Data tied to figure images
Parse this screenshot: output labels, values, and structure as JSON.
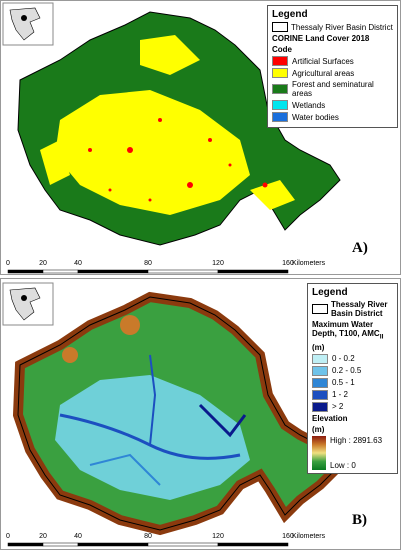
{
  "panels": [
    {
      "label": "A)",
      "legend": {
        "title": "Legend",
        "boundary": "Thessaly River Basin District",
        "subtitle": "CORINE Land Cover 2018",
        "code_heading": "Code",
        "items": [
          {
            "label": "Artificial Surfaces",
            "color": "#ff0000"
          },
          {
            "label": "Agricultural areas",
            "color": "#ffff00"
          },
          {
            "label": "Forest and seminatural areas",
            "color": "#1a7a1a"
          },
          {
            "label": "Wetlands",
            "color": "#00e5ee"
          },
          {
            "label": "Water bodies",
            "color": "#1a6fdc"
          }
        ]
      },
      "scale": {
        "ticks": [
          "0",
          "20",
          "40",
          "80",
          "120",
          "160"
        ],
        "unit": "Kilometers"
      }
    },
    {
      "label": "B)",
      "legend": {
        "title": "Legend",
        "boundary": "Thessaly River Basin District",
        "depth_heading": "Maximum Water Depth, T100, AMC",
        "depth_sub": "II",
        "depth_unit": "(m)",
        "items": [
          {
            "label": "0 - 0.2",
            "color": "#bfeff5"
          },
          {
            "label": "0.2 - 0.5",
            "color": "#6fc3ea"
          },
          {
            "label": "0.5 - 1",
            "color": "#2f86d6"
          },
          {
            "label": "1 - 2",
            "color": "#1c4fc0"
          },
          {
            "label": "> 2",
            "color": "#0a1a8c"
          }
        ],
        "elevation_heading": "Elevation",
        "elevation_unit": "(m)",
        "high": "High : 2891.63",
        "low": "Low : 0"
      },
      "scale": {
        "ticks": [
          "0",
          "20",
          "40",
          "80",
          "120",
          "160"
        ],
        "unit": "Kilometers"
      }
    }
  ]
}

= STATED PROBLEM =
Output the data exactly. Pictures don't belong in the result.

= TASK OUTPUT =
Parse this screenshot: output labels, values, and structure as JSON.
{
  "panels": [
    {
      "label": "A)",
      "legend": {
        "title": "Legend",
        "boundary": "Thessaly River Basin District",
        "subtitle": "CORINE Land Cover 2018",
        "code_heading": "Code",
        "items": [
          {
            "label": "Artificial Surfaces",
            "color": "#ff0000"
          },
          {
            "label": "Agricultural areas",
            "color": "#ffff00"
          },
          {
            "label": "Forest and seminatural areas",
            "color": "#1a7a1a"
          },
          {
            "label": "Wetlands",
            "color": "#00e5ee"
          },
          {
            "label": "Water bodies",
            "color": "#1a6fdc"
          }
        ]
      },
      "scale": {
        "ticks": [
          "0",
          "20",
          "40",
          "80",
          "120",
          "160"
        ],
        "unit": "Kilometers"
      }
    },
    {
      "label": "B)",
      "legend": {
        "title": "Legend",
        "boundary": "Thessaly River Basin District",
        "depth_heading": "Maximum Water Depth, T100, AMC",
        "depth_sub": "II",
        "depth_unit": "(m)",
        "items": [
          {
            "label": "0 - 0.2",
            "color": "#bfeff5"
          },
          {
            "label": "0.2 - 0.5",
            "color": "#6fc3ea"
          },
          {
            "label": "0.5 - 1",
            "color": "#2f86d6"
          },
          {
            "label": "1 - 2",
            "color": "#1c4fc0"
          },
          {
            "label": "> 2",
            "color": "#0a1a8c"
          }
        ],
        "elevation_heading": "Elevation",
        "elevation_unit": "(m)",
        "high": "High : 2891.63",
        "low": "Low : 0"
      },
      "scale": {
        "ticks": [
          "0",
          "20",
          "40",
          "80",
          "120",
          "160"
        ],
        "unit": "Kilometers"
      }
    }
  ]
}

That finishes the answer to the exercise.